## Data entries

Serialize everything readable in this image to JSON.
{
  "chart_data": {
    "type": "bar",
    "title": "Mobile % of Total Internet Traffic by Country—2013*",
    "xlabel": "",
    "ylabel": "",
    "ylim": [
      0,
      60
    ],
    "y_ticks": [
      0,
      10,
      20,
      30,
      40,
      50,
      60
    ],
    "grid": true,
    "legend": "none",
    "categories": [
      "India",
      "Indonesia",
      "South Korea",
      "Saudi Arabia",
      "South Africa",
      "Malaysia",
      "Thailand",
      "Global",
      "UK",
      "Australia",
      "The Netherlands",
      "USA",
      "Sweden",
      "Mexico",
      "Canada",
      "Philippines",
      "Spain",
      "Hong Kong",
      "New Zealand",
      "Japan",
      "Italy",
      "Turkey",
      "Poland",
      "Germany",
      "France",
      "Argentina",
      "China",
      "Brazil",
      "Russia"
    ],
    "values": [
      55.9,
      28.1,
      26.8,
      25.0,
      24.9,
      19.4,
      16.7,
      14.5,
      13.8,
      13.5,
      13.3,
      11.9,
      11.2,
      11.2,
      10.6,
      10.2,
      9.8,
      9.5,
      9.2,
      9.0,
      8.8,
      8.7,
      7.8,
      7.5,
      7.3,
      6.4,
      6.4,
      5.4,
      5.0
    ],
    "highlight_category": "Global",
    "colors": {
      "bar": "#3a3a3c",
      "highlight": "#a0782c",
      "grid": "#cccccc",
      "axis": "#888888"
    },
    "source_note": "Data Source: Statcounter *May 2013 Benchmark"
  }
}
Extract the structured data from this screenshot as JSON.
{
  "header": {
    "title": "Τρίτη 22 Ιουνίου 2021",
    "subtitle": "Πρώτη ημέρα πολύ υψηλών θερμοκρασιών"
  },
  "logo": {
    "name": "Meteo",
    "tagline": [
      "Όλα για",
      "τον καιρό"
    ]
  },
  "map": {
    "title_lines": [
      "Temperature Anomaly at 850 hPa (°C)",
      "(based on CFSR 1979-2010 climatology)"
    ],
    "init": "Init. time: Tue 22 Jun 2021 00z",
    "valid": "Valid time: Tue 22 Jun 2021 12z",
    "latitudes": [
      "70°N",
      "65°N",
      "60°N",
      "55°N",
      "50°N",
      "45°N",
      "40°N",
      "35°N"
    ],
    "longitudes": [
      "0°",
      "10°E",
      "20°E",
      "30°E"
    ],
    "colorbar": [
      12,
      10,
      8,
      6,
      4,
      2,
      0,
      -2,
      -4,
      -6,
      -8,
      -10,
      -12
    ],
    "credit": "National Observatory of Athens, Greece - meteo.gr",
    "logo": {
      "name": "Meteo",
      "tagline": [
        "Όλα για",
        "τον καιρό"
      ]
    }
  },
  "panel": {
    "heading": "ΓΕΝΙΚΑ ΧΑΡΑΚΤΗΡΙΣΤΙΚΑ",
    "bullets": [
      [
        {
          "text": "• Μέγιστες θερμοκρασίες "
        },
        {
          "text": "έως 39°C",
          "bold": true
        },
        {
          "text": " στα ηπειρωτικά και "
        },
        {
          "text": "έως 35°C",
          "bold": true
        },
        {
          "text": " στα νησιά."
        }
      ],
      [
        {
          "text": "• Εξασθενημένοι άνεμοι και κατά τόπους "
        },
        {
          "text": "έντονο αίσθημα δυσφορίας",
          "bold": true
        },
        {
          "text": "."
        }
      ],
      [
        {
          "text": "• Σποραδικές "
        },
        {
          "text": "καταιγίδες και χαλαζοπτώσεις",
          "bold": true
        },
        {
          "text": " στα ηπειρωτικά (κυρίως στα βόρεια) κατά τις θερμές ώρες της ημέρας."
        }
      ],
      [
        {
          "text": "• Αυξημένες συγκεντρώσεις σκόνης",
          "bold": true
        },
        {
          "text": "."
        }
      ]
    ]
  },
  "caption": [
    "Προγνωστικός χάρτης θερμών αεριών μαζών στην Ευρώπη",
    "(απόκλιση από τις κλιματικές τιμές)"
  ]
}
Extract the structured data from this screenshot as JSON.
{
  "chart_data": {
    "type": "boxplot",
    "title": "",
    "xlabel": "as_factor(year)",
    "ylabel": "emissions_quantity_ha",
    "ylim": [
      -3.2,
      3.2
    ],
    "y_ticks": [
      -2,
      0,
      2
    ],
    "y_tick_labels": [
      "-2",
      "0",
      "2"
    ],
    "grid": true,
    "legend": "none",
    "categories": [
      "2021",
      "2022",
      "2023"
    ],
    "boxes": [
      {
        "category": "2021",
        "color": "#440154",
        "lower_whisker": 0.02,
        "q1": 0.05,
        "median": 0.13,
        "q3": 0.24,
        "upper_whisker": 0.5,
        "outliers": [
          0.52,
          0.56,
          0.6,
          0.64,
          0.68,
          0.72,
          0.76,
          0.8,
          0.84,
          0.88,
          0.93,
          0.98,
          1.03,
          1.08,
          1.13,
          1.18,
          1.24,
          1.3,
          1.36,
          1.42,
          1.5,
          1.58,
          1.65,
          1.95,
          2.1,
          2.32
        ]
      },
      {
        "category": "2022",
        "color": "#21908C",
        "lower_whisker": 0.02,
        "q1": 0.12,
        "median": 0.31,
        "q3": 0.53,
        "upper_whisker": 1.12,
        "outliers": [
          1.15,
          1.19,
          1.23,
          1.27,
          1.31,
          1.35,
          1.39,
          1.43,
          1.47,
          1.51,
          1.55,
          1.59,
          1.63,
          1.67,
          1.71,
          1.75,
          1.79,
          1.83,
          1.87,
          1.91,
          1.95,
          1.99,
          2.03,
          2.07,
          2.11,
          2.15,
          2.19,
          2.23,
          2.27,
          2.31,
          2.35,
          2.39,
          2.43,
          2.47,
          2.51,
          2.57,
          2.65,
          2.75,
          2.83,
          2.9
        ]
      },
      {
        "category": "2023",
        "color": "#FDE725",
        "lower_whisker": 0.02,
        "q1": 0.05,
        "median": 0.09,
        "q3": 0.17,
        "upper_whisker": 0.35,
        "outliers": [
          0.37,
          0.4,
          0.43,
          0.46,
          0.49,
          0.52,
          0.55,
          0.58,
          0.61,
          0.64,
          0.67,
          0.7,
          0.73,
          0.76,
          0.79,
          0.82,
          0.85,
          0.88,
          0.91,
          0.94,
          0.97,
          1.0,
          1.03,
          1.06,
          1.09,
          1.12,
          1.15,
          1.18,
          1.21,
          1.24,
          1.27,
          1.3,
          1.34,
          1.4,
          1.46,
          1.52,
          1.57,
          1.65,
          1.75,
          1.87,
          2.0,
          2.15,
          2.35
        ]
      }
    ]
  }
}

## To do
Every entry must be quoted exactly as it appears above.

## Task solution
Serialize everything readable in this image to JSON.
{
  "chart_data": {
    "type": "bar",
    "title": "Mobile % of Total Internet Traffic by Country—2013*",
    "xlabel": "",
    "ylabel": "",
    "ylim": [
      0,
      60
    ],
    "y_ticks": [
      0,
      10,
      20,
      30,
      40,
      50,
      60
    ],
    "grid": true,
    "legend": "none",
    "categories": [
      "India",
      "Indonesia",
      "South Korea",
      "Saudi Arabia",
      "South Africa",
      "Malaysia",
      "Thailand",
      "Global",
      "UK",
      "Australia",
      "The Netherlands",
      "USA",
      "Sweden",
      "Mexico",
      "Canada",
      "Philippines",
      "Spain",
      "Hong Kong",
      "New Zealand",
      "Japan",
      "Italy",
      "Turkey",
      "Poland",
      "Germany",
      "France",
      "Argentina",
      "China",
      "Brazil",
      "Russia"
    ],
    "values": [
      55.9,
      28.1,
      26.8,
      25.0,
      24.9,
      19.4,
      16.7,
      14.5,
      13.8,
      13.5,
      13.3,
      11.9,
      11.2,
      11.2,
      10.6,
      10.2,
      9.8,
      9.5,
      9.2,
      9.0,
      8.8,
      8.7,
      7.8,
      7.5,
      7.3,
      6.4,
      6.4,
      5.4,
      5.0
    ],
    "highlight_category": "Global",
    "colors": {
      "bar": "#3a3a3c",
      "highlight": "#a0782c",
      "grid": "#cccccc",
      "axis": "#888888"
    },
    "source_note": "Data Source: Statcounter *May 2013 Benchmark"
  }
}
Extract the structured data from this screenshot as JSON.
{
  "header": {
    "title": "Τρίτη 22 Ιουνίου 2021",
    "subtitle": "Πρώτη ημέρα πολύ υψηλών θερμοκρασιών"
  },
  "logo": {
    "name": "Meteo",
    "tagline": [
      "Όλα για",
      "τον καιρό"
    ]
  },
  "map": {
    "title_lines": [
      "Temperature Anomaly at 850 hPa (°C)",
      "(based on CFSR 1979-2010 climatology)"
    ],
    "init": "Init. time: Tue 22 Jun 2021 00z",
    "valid": "Valid time: Tue 22 Jun 2021 12z",
    "latitudes": [
      "70°N",
      "65°N",
      "60°N",
      "55°N",
      "50°N",
      "45°N",
      "40°N",
      "35°N"
    ],
    "longitudes": [
      "0°",
      "10°E",
      "20°E",
      "30°E"
    ],
    "colorbar": [
      12,
      10,
      8,
      6,
      4,
      2,
      0,
      -2,
      -4,
      -6,
      -8,
      -10,
      -12
    ],
    "credit": "National Observatory of Athens, Greece - meteo.gr",
    "logo": {
      "name": "Meteo",
      "tagline": [
        "Όλα για",
        "τον καιρό"
      ]
    }
  },
  "panel": {
    "heading": "ΓΕΝΙΚΑ ΧΑΡΑΚΤΗΡΙΣΤΙΚΑ",
    "bullets": [
      [
        {
          "text": "• Μέγιστες θερμοκρασίες "
        },
        {
          "text": "έως 39°C",
          "bold": true
        },
        {
          "text": " στα ηπειρωτικά και "
        },
        {
          "text": "έως 35°C",
          "bold": true
        },
        {
          "text": " στα νησιά."
        }
      ],
      [
        {
          "text": "• Εξασθενημένοι άνεμοι και κατά τόπους "
        },
        {
          "text": "έντονο αίσθημα δυσφορίας",
          "bold": true
        },
        {
          "text": "."
        }
      ],
      [
        {
          "text": "• Σποραδικές "
        },
        {
          "text": "καταιγίδες και χαλαζοπτώσεις",
          "bold": true
        },
        {
          "text": " στα ηπειρωτικά (κυρίως στα βόρεια) κατά τις θερμές ώρες της ημέρας."
        }
      ],
      [
        {
          "text": "• Αυξημένες συγκεντρώσεις σκόνης",
          "bold": true
        },
        {
          "text": "."
        }
      ]
    ]
  },
  "caption": [
    "Προγνωστικός χάρτης θερμών αεριών μαζών στην Ευρώπη",
    "(απόκλιση από τις κλιματικές τιμές)"
  ]
}
Extract the structured data from this screenshot as JSON.
{
  "chart_data": {
    "type": "boxplot",
    "title": "",
    "xlabel": "as_factor(year)",
    "ylabel": "emissions_quantity_ha",
    "ylim": [
      -3.2,
      3.2
    ],
    "y_ticks": [
      -2,
      0,
      2
    ],
    "y_tick_labels": [
      "-2",
      "0",
      "2"
    ],
    "grid": true,
    "legend": "none",
    "categories": [
      "2021",
      "2022",
      "2023"
    ],
    "boxes": [
      {
        "category": "2021",
        "color": "#440154",
        "lower_whisker": 0.02,
        "q1": 0.05,
        "median": 0.13,
        "q3": 0.24,
        "upper_whisker": 0.5,
        "outliers": [
          0.52,
          0.56,
          0.6,
          0.64,
          0.68,
          0.72,
          0.76,
          0.8,
          0.84,
          0.88,
          0.93,
          0.98,
          1.03,
          1.08,
          1.13,
          1.18,
          1.24,
          1.3,
          1.36,
          1.42,
          1.5,
          1.58,
          1.65,
          1.95,
          2.1,
          2.32
        ]
      },
      {
        "category": "2022",
        "color": "#21908C",
        "lower_whisker": 0.02,
        "q1": 0.12,
        "median": 0.31,
        "q3": 0.53,
        "upper_whisker": 1.12,
        "outliers": [
          1.15,
          1.19,
          1.23,
          1.27,
          1.31,
          1.35,
          1.39,
          1.43,
          1.47,
          1.51,
          1.55,
          1.59,
          1.63,
          1.67,
          1.71,
          1.75,
          1.79,
          1.83,
          1.87,
          1.91,
          1.95,
          1.99,
          2.03,
          2.07,
          2.11,
          2.15,
          2.19,
          2.23,
          2.27,
          2.31,
          2.35,
          2.39,
          2.43,
          2.47,
          2.51,
          2.57,
          2.65,
          2.75,
          2.83,
          2.9
        ]
      },
      {
        "category": "2023",
        "color": "#FDE725",
        "lower_whisker": 0.02,
        "q1": 0.05,
        "median": 0.09,
        "q3": 0.17,
        "upper_whisker": 0.35,
        "outliers": [
          0.37,
          0.4,
          0.43,
          0.46,
          0.49,
          0.52,
          0.55,
          0.58,
          0.61,
          0.64,
          0.67,
          0.7,
          0.73,
          0.76,
          0.79,
          0.82,
          0.85,
          0.88,
          0.91,
          0.94,
          0.97,
          1.0,
          1.03,
          1.06,
          1.09,
          1.12,
          1.15,
          1.18,
          1.21,
          1.24,
          1.27,
          1.3,
          1.34,
          1.4,
          1.46,
          1.52,
          1.57,
          1.65,
          1.75,
          1.87,
          2.0,
          2.15,
          2.35
        ]
      }
    ]
  }
}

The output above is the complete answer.